**DATASET ENTRIES**
▬▬▬▬▬▬▬▬▬▬

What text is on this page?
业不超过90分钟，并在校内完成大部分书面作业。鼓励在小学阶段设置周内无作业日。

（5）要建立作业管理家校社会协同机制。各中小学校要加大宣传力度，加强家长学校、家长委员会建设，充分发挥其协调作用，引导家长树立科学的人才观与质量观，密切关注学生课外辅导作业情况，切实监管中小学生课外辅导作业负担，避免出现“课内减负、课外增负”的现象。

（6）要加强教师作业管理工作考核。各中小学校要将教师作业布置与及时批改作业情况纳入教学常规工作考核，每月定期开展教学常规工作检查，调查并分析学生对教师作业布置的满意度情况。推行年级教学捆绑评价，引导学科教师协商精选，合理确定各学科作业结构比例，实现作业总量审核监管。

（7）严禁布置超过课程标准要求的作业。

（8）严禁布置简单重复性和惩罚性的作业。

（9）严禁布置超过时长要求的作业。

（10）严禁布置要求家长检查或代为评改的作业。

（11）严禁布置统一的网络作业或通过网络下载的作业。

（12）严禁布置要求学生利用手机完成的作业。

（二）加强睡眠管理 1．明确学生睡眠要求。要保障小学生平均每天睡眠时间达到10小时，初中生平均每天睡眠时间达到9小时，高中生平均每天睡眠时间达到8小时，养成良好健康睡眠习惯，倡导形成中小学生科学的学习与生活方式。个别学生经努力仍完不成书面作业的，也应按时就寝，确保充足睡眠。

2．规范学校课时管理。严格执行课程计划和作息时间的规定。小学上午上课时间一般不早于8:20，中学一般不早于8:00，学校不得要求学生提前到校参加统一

▬▬▬▬▬▬▬▬▬▬

**EXERCISE**
Write the listing out again, exactly as it reads.

**THE COMPLETED TASK**
What text is on this page?
业不超过90分钟，并在校内完成大部分书面作业。鼓励在小学阶段设置周内无作业日。

（5）要建立作业管理家校社会协同机制。各中小学校要加大宣传力度，加强家长学校、家长委员会建设，充分发挥其协调作用，引导家长树立科学的人才观与质量观，密切关注学生课外辅导作业情况，切实监管中小学生课外辅导作业负担，避免出现“课内减负、课外增负”的现象。

（6）要加强教师作业管理工作考核。各中小学校要将教师作业布置与及时批改作业情况纳入教学常规工作考核，每月定期开展教学常规工作检查，调查并分析学生对教师作业布置的满意度情况。推行年级教学捆绑评价，引导学科教师协商精选，合理确定各学科作业结构比例，实现作业总量审核监管。

（7）严禁布置超过课程标准要求的作业。

（8）严禁布置简单重复性和惩罚性的作业。

（9）严禁布置超过时长要求的作业。

（10）严禁布置要求家长检查或代为评改的作业。

（11）严禁布置统一的网络作业或通过网络下载的作业。

（12）严禁布置要求学生利用手机完成的作业。

（二）加强睡眠管理 1．明确学生睡眠要求。要保障小学生平均每天睡眠时间达到10小时，初中生平均每天睡眠时间达到9小时，高中生平均每天睡眠时间达到8小时，养成良好健康睡眠习惯，倡导形成中小学生科学的学习与生活方式。个别学生经努力仍完不成书面作业的，也应按时就寝，确保充足睡眠。

2．规范学校课时管理。严格执行课程计划和作息时间的规定。小学上午上课时间一般不早于8:20，中学一般不早于8:00，学校不得要求学生提前到校参加统一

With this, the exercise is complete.